▶ Record excerpts:

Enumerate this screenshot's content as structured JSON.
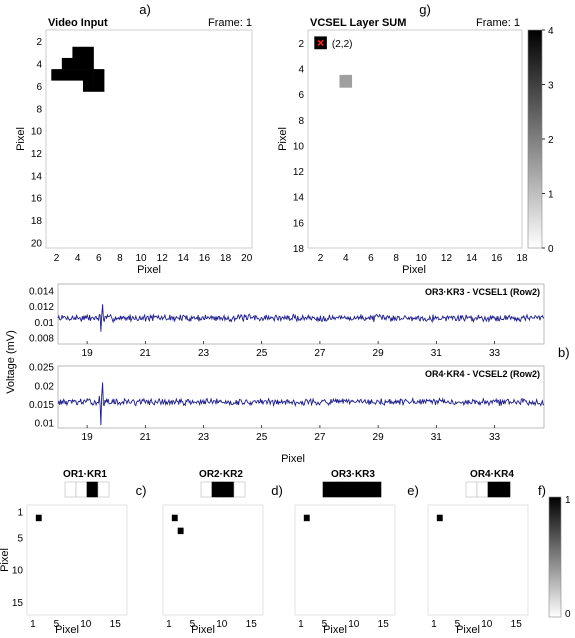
{
  "panels": {
    "a": {
      "letter": "a)",
      "title": "Video Input",
      "frame": "Frame: 1",
      "xlabel": "Pixel",
      "ylabel": "Pixel",
      "xlim": [
        1,
        20.5
      ],
      "ylim": [
        1,
        20.5
      ],
      "xticks": [
        2,
        4,
        6,
        8,
        10,
        12,
        14,
        16,
        18,
        20
      ],
      "yticks": [
        2,
        4,
        6,
        8,
        10,
        12,
        14,
        16,
        18,
        20
      ],
      "pixels": [
        [
          4,
          3
        ],
        [
          5,
          3
        ],
        [
          3,
          4
        ],
        [
          4,
          4
        ],
        [
          5,
          4
        ],
        [
          2,
          5
        ],
        [
          3,
          5
        ],
        [
          4,
          5
        ],
        [
          5,
          5
        ],
        [
          6,
          5
        ],
        [
          5,
          6
        ],
        [
          6,
          6
        ]
      ]
    },
    "g": {
      "letter": "g)",
      "title": "VCSEL Layer SUM",
      "frame": "Frame: 1",
      "xlabel": "Pixel",
      "ylabel": "Pixel",
      "xlim": [
        1,
        18
      ],
      "ylim": [
        1,
        18
      ],
      "xticks": [
        2,
        4,
        6,
        8,
        10,
        12,
        14,
        16,
        18
      ],
      "yticks": [
        2,
        4,
        6,
        8,
        10,
        12,
        14,
        16,
        18
      ],
      "cells": [
        {
          "x": 2,
          "y": 2,
          "v": 4
        },
        {
          "x": 4,
          "y": 5,
          "v": 1.5
        }
      ],
      "marker": {
        "x": 2,
        "y": 2,
        "label": "(2,2)",
        "color": "#ff2020"
      },
      "colorbar": {
        "min": 0,
        "max": 4,
        "ticks": [
          0,
          1,
          2,
          3,
          4
        ]
      }
    },
    "b": {
      "letter": "b)",
      "ylabel": "Voltage (mV)",
      "xlabel": "Pixel",
      "xlim": [
        18,
        34.7
      ],
      "xticks": [
        19,
        21,
        23,
        25,
        27,
        29,
        31,
        33
      ],
      "line_color": "#1f1f8f",
      "traces": [
        {
          "label": "OR3·KR3 - VCSEL1 (Row2)",
          "ylim": [
            0.0072,
            0.0148
          ],
          "yticks": [
            0.008,
            0.01,
            0.012,
            0.014
          ],
          "ytick_labels": [
            "0.008",
            "0.01",
            "0.012",
            "0.014"
          ],
          "base": 0.0105,
          "noise": 0.00035,
          "spike": {
            "x": 19.5,
            "amp": 0.0019,
            "seed": 7
          }
        },
        {
          "label": "OR4·KR4 - VCSEL2 (Row2)",
          "ylim": [
            0.0085,
            0.0252
          ],
          "yticks": [
            0.01,
            0.015,
            0.02,
            0.025
          ],
          "ytick_labels": [
            "0.01",
            "0.015",
            "0.02",
            "0.025"
          ],
          "base": 0.0155,
          "noise": 0.0007,
          "spike": {
            "x": 19.5,
            "amp": 0.0065,
            "seed": 13
          }
        }
      ]
    },
    "kernels": [
      {
        "letter": "c)",
        "title": "OR1·KR1",
        "bar": [
          0,
          0,
          1,
          0
        ],
        "pixels": [
          [
            2,
            2
          ]
        ],
        "show_ylabels": true
      },
      {
        "letter": "d)",
        "title": "OR2·KR2",
        "bar": [
          0,
          1,
          1,
          0
        ],
        "pixels": [
          [
            2,
            2
          ],
          [
            3,
            4
          ]
        ],
        "show_ylabels": false
      },
      {
        "letter": "e)",
        "title": "OR3·KR3",
        "bar": [
          1,
          1,
          1,
          1
        ],
        "pixels": [
          [
            2,
            2
          ]
        ],
        "show_ylabels": false
      },
      {
        "letter": "f)",
        "title": "OR4·KR4",
        "bar": [
          0,
          0,
          1,
          1
        ],
        "pixels": [
          [
            2,
            2
          ]
        ],
        "show_ylabels": false
      }
    ],
    "kernel_axes": {
      "xlabel": "Pixel",
      "ylabel": "Pixel",
      "xlim": [
        0,
        17
      ],
      "ylim": [
        0,
        17
      ],
      "xticks": [
        1,
        5,
        10,
        15
      ],
      "yticks": [
        1,
        5,
        10,
        15
      ]
    },
    "kernel_colorbar": {
      "min": 0,
      "max": 1,
      "ticks": [
        0,
        1
      ]
    }
  }
}
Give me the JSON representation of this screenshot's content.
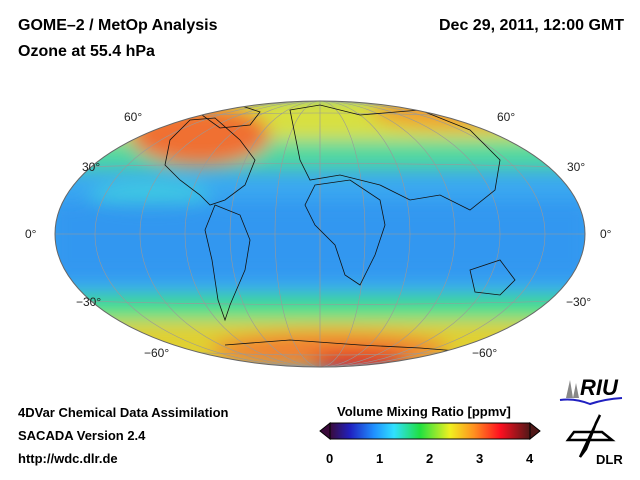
{
  "header": {
    "title": "GOME–2 / MetOp Analysis",
    "subtitle": "Ozone at 55.4 hPa",
    "datetime": "Dec 29, 2011, 12:00 GMT"
  },
  "map": {
    "projection": "Hammer",
    "lat_labels_left": [
      "60°",
      "30°",
      "0°",
      "−30°",
      "−60°"
    ],
    "lat_labels_right": [
      "60°",
      "30°",
      "0°",
      "−30°",
      "−60°"
    ]
  },
  "footer": {
    "line1": "4DVar Chemical Data Assimilation",
    "line2": "SACADA Version 2.4",
    "url": "http://wdc.dlr.de"
  },
  "colorbar": {
    "title": "Volume Mixing Ratio [ppmv]",
    "ticks": [
      "0",
      "1",
      "2",
      "3",
      "4"
    ],
    "range": [
      0,
      4
    ],
    "colors": [
      "#3a0a3a",
      "#2020c0",
      "#2090ff",
      "#30e0ff",
      "#20e040",
      "#f0f020",
      "#ff9020",
      "#ff1020",
      "#501818"
    ]
  },
  "logos": {
    "riu": "RIU",
    "dlr": "DLR"
  }
}
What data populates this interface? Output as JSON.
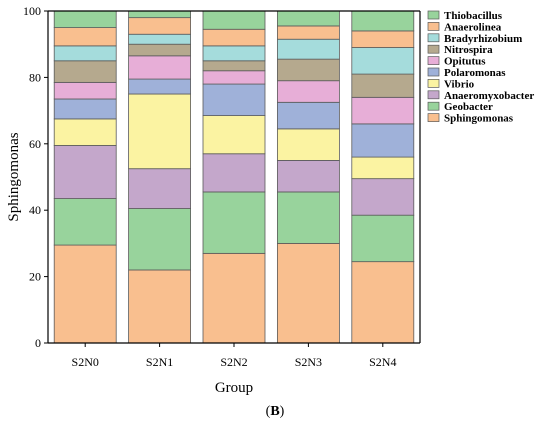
{
  "chart_data": {
    "type": "bar",
    "stacked": true,
    "categories": [
      "S2N0",
      "S2N1",
      "S2N2",
      "S2N3",
      "S2N4"
    ],
    "xlabel": "Group",
    "ylabel": "Sphingomonas",
    "ylim": [
      0,
      100
    ],
    "yticks": [
      0,
      20,
      40,
      60,
      80,
      100
    ],
    "legend_position": "right",
    "caption_prefix": "(",
    "caption_letter": "B",
    "caption_suffix": ")",
    "series": [
      {
        "name": "Sphingomonas",
        "color": "#f9bf8f",
        "values": [
          29.5,
          22.0,
          27.0,
          30.0,
          24.5
        ]
      },
      {
        "name": "Geobacter",
        "color": "#98d39c",
        "values": [
          14.0,
          18.5,
          18.5,
          15.5,
          14.0
        ]
      },
      {
        "name": "Anaeromyxobacter",
        "color": "#c4a7cb",
        "values": [
          16.0,
          12.0,
          11.5,
          9.5,
          11.0
        ]
      },
      {
        "name": "Vibrio",
        "color": "#fbf3a2",
        "values": [
          8.0,
          22.5,
          11.5,
          9.5,
          6.5
        ]
      },
      {
        "name": "Polaromonas",
        "color": "#9fb1d9",
        "values": [
          6.0,
          4.5,
          9.5,
          8.0,
          10.0
        ]
      },
      {
        "name": "Opitutus",
        "color": "#e7aed7",
        "values": [
          5.0,
          7.0,
          4.0,
          6.5,
          8.0
        ]
      },
      {
        "name": "Nitrospira",
        "color": "#b5a98e",
        "values": [
          6.5,
          3.5,
          3.0,
          6.5,
          7.0
        ]
      },
      {
        "name": "Bradyrhizobium",
        "color": "#a5dcdc",
        "values": [
          4.5,
          3.0,
          4.5,
          6.0,
          8.0
        ]
      },
      {
        "name": "Anaerolinea",
        "color": "#f9bf8f",
        "values": [
          5.5,
          5.0,
          5.0,
          4.0,
          5.0
        ]
      },
      {
        "name": "Thiobacillus",
        "color": "#98d39c",
        "values": [
          5.0,
          2.0,
          5.5,
          4.5,
          6.0
        ]
      }
    ]
  }
}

▶ Task description:
Omit the pictures, and quote the material above exactly as given.

▶ Task response:
Enumerate this screenshot's content as structured JSON.
{
  "panels": {
    "a": {
      "letter": "a)",
      "title": "Video Input",
      "frame": "Frame: 1",
      "xlabel": "Pixel",
      "ylabel": "Pixel",
      "xlim": [
        1,
        20.5
      ],
      "ylim": [
        1,
        20.5
      ],
      "xticks": [
        2,
        4,
        6,
        8,
        10,
        12,
        14,
        16,
        18,
        20
      ],
      "yticks": [
        2,
        4,
        6,
        8,
        10,
        12,
        14,
        16,
        18,
        20
      ],
      "pixels": [
        [
          4,
          3
        ],
        [
          5,
          3
        ],
        [
          3,
          4
        ],
        [
          4,
          4
        ],
        [
          5,
          4
        ],
        [
          2,
          5
        ],
        [
          3,
          5
        ],
        [
          4,
          5
        ],
        [
          5,
          5
        ],
        [
          6,
          5
        ],
        [
          5,
          6
        ],
        [
          6,
          6
        ]
      ]
    },
    "g": {
      "letter": "g)",
      "title": "VCSEL Layer SUM",
      "frame": "Frame: 1",
      "xlabel": "Pixel",
      "ylabel": "Pixel",
      "xlim": [
        1,
        18
      ],
      "ylim": [
        1,
        18
      ],
      "xticks": [
        2,
        4,
        6,
        8,
        10,
        12,
        14,
        16,
        18
      ],
      "yticks": [
        2,
        4,
        6,
        8,
        10,
        12,
        14,
        16,
        18
      ],
      "cells": [
        {
          "x": 2,
          "y": 2,
          "v": 4
        },
        {
          "x": 4,
          "y": 5,
          "v": 1.5
        }
      ],
      "marker": {
        "x": 2,
        "y": 2,
        "label": "(2,2)",
        "color": "#ff2020"
      },
      "colorbar": {
        "min": 0,
        "max": 4,
        "ticks": [
          0,
          1,
          2,
          3,
          4
        ]
      }
    },
    "b": {
      "letter": "b)",
      "ylabel": "Voltage (mV)",
      "xlabel": "Pixel",
      "xlim": [
        18,
        34.7
      ],
      "xticks": [
        19,
        21,
        23,
        25,
        27,
        29,
        31,
        33
      ],
      "line_color": "#1f1f8f",
      "traces": [
        {
          "label": "OR3·KR3 - VCSEL1 (Row2)",
          "ylim": [
            0.0072,
            0.0148
          ],
          "yticks": [
            0.008,
            0.01,
            0.012,
            0.014
          ],
          "ytick_labels": [
            "0.008",
            "0.01",
            "0.012",
            "0.014"
          ],
          "base": 0.0105,
          "noise": 0.00035,
          "spike": {
            "x": 19.5,
            "amp": 0.0019,
            "seed": 7
          }
        },
        {
          "label": "OR4·KR4 - VCSEL2 (Row2)",
          "ylim": [
            0.0085,
            0.0252
          ],
          "yticks": [
            0.01,
            0.015,
            0.02,
            0.025
          ],
          "ytick_labels": [
            "0.01",
            "0.015",
            "0.02",
            "0.025"
          ],
          "base": 0.0155,
          "noise": 0.0007,
          "spike": {
            "x": 19.5,
            "amp": 0.0065,
            "seed": 13
          }
        }
      ]
    },
    "kernels": [
      {
        "letter": "c)",
        "title": "OR1·KR1",
        "bar": [
          0,
          0,
          1,
          0
        ],
        "pixels": [
          [
            2,
            2
          ]
        ],
        "show_ylabels": true
      },
      {
        "letter": "d)",
        "title": "OR2·KR2",
        "bar": [
          0,
          1,
          1,
          0
        ],
        "pixels": [
          [
            2,
            2
          ],
          [
            3,
            4
          ]
        ],
        "show_ylabels": false
      },
      {
        "letter": "e)",
        "title": "OR3·KR3",
        "bar": [
          1,
          1,
          1,
          1
        ],
        "pixels": [
          [
            2,
            2
          ]
        ],
        "show_ylabels": false
      },
      {
        "letter": "f)",
        "title": "OR4·KR4",
        "bar": [
          0,
          0,
          1,
          1
        ],
        "pixels": [
          [
            2,
            2
          ]
        ],
        "show_ylabels": false
      }
    ],
    "kernel_axes": {
      "xlabel": "Pixel",
      "ylabel": "Pixel",
      "xlim": [
        0,
        17
      ],
      "ylim": [
        0,
        17
      ],
      "xticks": [
        1,
        5,
        10,
        15
      ],
      "yticks": [
        1,
        5,
        10,
        15
      ]
    },
    "kernel_colorbar": {
      "min": 0,
      "max": 1,
      "ticks": [
        0,
        1
      ]
    }
  }
}
Give me the JSON representation of this screenshot's content.
{
  "header": {
    "title": "GOME–2 / MetOp Analysis",
    "subtitle": "Ozone at 55.4 hPa",
    "datetime": "Dec 29, 2011, 12:00 GMT"
  },
  "map": {
    "projection": "Hammer",
    "lat_labels_left": [
      "60°",
      "30°",
      "0°",
      "−30°",
      "−60°"
    ],
    "lat_labels_right": [
      "60°",
      "30°",
      "0°",
      "−30°",
      "−60°"
    ]
  },
  "footer": {
    "line1": "4DVar Chemical Data Assimilation",
    "line2": "SACADA Version 2.4",
    "url": "http://wdc.dlr.de"
  },
  "colorbar": {
    "title": "Volume Mixing Ratio [ppmv]",
    "ticks": [
      "0",
      "1",
      "2",
      "3",
      "4"
    ],
    "range": [
      0,
      4
    ],
    "colors": [
      "#3a0a3a",
      "#2020c0",
      "#2090ff",
      "#30e0ff",
      "#20e040",
      "#f0f020",
      "#ff9020",
      "#ff1020",
      "#501818"
    ]
  },
  "logos": {
    "riu": "RIU",
    "dlr": "DLR"
  }
}
What data populates this interface? Output as JSON.
{
  "chart_data": {
    "type": "bar",
    "stacked": true,
    "categories": [
      "S2N0",
      "S2N1",
      "S2N2",
      "S2N3",
      "S2N4"
    ],
    "xlabel": "Group",
    "ylabel": "Sphingomonas",
    "ylim": [
      0,
      100
    ],
    "yticks": [
      0,
      20,
      40,
      60,
      80,
      100
    ],
    "legend_position": "right",
    "caption_prefix": "(",
    "caption_letter": "B",
    "caption_suffix": ")",
    "series": [
      {
        "name": "Sphingomonas",
        "color": "#f9bf8f",
        "values": [
          29.5,
          22.0,
          27.0,
          30.0,
          24.5
        ]
      },
      {
        "name": "Geobacter",
        "color": "#98d39c",
        "values": [
          14.0,
          18.5,
          18.5,
          15.5,
          14.0
        ]
      },
      {
        "name": "Anaeromyxobacter",
        "color": "#c4a7cb",
        "values": [
          16.0,
          12.0,
          11.5,
          9.5,
          11.0
        ]
      },
      {
        "name": "Vibrio",
        "color": "#fbf3a2",
        "values": [
          8.0,
          22.5,
          11.5,
          9.5,
          6.5
        ]
      },
      {
        "name": "Polaromonas",
        "color": "#9fb1d9",
        "values": [
          6.0,
          4.5,
          9.5,
          8.0,
          10.0
        ]
      },
      {
        "name": "Opitutus",
        "color": "#e7aed7",
        "values": [
          5.0,
          7.0,
          4.0,
          6.5,
          8.0
        ]
      },
      {
        "name": "Nitrospira",
        "color": "#b5a98e",
        "values": [
          6.5,
          3.5,
          3.0,
          6.5,
          7.0
        ]
      },
      {
        "name": "Bradyrhizobium",
        "color": "#a5dcdc",
        "values": [
          4.5,
          3.0,
          4.5,
          6.0,
          8.0
        ]
      },
      {
        "name": "Anaerolinea",
        "color": "#f9bf8f",
        "values": [
          5.5,
          5.0,
          5.0,
          4.0,
          5.0
        ]
      },
      {
        "name": "Thiobacillus",
        "color": "#98d39c",
        "values": [
          5.0,
          2.0,
          5.5,
          4.5,
          6.0
        ]
      }
    ]
  }
}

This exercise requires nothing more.